EXTRAIT CHOISI:
_ _ _

Stéphane Degoutin et Gwenola Wagon

par Guillaume Lasserre

Deep Stock

Galerie Art & Essai, Université Rennes 2, 17.09-29.10.2021

L’université de Rennes 2 est dotée d’un outil rare1, un lieu unique qui permet une expérience pratique de la formation curatoriale s’inscrivant dans une approche des métiers de l’exposition dans le domaine de l’art contemporain. Depuis son ouverture en 1985, la galerie Art & Essai accueille des expositions inédites, monographiques ou collectives, d’artistes professionnels. Depuis juin 2020, le photographe Bruno Élisabeth en assure la direction artistique2. Il est épaulé par une équipe d’étudiants vacataires. Elle accueille actuellement « Deep stock », l’exposition personnelle des artistes et chercheurs3 Stéphane Degoutin et Gwenola Wagon dont le travail s’articule autour des transformations du monde après l’avènement d’internet. Ils collectionnent les curiosités qu’ils trouvent sur la toile, ont un fort tropisme pour les communications inter-espèces, notamment les animaux en conversation avec des robots. Depuis quinze ans, ils construisent une œuvre qui explore les possibles de la communication dans un monde connecté.

_ _ _

DONNÉES D'ENTRÉE:
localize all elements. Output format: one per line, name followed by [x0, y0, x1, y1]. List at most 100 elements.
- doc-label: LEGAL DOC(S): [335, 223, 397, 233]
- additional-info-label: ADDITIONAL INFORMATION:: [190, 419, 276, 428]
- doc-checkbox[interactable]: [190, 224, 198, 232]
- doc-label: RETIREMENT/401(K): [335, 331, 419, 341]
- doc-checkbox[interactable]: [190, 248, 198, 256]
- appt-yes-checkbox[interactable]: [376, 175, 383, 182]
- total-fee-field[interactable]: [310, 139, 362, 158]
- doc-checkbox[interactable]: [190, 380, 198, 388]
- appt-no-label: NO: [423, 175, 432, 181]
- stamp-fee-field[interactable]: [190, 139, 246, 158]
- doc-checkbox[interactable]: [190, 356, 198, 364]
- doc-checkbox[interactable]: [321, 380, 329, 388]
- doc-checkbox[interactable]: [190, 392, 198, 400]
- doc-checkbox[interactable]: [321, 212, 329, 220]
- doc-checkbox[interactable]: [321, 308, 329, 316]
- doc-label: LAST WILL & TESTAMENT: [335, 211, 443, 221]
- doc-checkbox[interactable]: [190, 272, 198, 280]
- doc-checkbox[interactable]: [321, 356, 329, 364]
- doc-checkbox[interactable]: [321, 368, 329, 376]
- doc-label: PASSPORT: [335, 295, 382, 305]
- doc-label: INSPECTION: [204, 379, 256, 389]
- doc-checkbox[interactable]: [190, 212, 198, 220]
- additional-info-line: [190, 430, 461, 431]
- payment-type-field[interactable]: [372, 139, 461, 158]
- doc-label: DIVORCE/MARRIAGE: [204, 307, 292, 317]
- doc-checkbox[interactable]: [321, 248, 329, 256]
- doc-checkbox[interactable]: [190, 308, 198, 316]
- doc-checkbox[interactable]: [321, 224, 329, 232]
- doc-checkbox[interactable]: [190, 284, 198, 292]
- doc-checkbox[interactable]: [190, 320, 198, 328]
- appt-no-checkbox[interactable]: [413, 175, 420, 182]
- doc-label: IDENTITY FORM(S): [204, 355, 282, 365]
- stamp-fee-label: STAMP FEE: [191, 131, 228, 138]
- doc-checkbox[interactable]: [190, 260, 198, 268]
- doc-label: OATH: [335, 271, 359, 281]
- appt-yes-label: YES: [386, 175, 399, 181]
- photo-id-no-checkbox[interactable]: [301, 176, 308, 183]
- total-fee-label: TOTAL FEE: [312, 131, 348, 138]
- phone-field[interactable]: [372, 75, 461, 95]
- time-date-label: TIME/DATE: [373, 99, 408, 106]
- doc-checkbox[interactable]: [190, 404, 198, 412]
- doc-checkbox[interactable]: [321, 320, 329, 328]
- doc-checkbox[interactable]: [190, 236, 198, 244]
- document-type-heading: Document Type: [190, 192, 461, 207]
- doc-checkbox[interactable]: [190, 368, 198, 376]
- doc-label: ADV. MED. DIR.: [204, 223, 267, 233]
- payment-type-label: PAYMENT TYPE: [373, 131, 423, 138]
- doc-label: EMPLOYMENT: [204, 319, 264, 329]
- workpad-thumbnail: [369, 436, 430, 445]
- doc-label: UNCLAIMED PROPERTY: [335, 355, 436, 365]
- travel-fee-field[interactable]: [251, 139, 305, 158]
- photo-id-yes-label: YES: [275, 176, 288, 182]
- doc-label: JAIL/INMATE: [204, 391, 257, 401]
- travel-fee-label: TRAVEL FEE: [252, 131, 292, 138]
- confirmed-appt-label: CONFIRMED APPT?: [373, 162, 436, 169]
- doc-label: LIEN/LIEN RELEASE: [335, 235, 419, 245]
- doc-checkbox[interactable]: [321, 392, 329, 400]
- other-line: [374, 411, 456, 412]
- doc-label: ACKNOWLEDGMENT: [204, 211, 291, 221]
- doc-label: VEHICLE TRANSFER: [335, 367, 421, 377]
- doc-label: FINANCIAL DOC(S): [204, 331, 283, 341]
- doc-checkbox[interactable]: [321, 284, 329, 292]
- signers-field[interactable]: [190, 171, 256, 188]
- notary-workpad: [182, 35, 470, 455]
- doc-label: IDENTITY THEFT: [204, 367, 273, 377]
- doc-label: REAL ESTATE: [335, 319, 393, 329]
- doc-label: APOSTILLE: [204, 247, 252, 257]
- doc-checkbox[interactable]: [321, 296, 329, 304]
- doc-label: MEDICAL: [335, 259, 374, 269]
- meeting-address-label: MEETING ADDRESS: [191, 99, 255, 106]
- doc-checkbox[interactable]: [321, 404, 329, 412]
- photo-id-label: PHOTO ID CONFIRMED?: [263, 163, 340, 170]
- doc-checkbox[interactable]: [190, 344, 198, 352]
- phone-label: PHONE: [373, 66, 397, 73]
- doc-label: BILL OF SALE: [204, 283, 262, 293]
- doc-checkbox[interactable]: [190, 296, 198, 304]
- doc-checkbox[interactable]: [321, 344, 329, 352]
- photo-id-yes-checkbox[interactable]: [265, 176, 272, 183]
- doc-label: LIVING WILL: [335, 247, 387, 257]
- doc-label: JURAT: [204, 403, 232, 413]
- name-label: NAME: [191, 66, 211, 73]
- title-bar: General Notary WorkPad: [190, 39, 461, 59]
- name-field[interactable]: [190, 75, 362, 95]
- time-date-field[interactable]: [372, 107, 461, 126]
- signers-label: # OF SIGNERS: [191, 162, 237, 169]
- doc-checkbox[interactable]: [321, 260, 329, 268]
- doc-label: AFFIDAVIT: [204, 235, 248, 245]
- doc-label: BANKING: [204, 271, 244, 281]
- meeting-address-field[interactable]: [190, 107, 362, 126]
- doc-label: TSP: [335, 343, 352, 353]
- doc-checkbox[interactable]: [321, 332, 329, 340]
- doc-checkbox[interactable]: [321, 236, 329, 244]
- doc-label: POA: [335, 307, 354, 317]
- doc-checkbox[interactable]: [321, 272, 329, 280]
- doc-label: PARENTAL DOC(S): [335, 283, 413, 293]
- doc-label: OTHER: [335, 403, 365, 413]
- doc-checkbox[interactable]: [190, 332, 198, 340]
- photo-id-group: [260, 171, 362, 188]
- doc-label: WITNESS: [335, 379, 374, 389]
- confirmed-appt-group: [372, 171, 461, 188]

_ _ _

TÂCHES À RÉALISER:
**1)** Expliquez en une à trois phrases pourquoi l'extrait choisi présente la galerie Art & Essai comme un outil rare pour l'université Rennes 2.
**2)** Recopiez mot pour mot les lignes des entrées, en commençant à la toute première et en vous arrêtant après celle qui contient « - doc-label: RETIREMENT/401(K): [335, 331, 419, 341] ».

RÉPONSES AUX TÂCHES:
**1)** La galerie Art & Essai est un outil rare parce qu'elle constitue un lieu unique. Ce lieu permet une expérience pratique de la formation curatoriale, dans une approche des métiers de l'exposition en art contemporain.

**2)**
localize all elements. Output format: one per line, name followed by [x0, y0, x1, y1]. List at most 100 elements.
- doc-label: LEGAL DOC(S): [335, 223, 397, 233]
- additional-info-label: ADDITIONAL INFORMATION:: [190, 419, 276, 428]
- doc-checkbox[interactable]: [190, 224, 198, 232]
- doc-label: RETIREMENT/401(K): [335, 331, 419, 341]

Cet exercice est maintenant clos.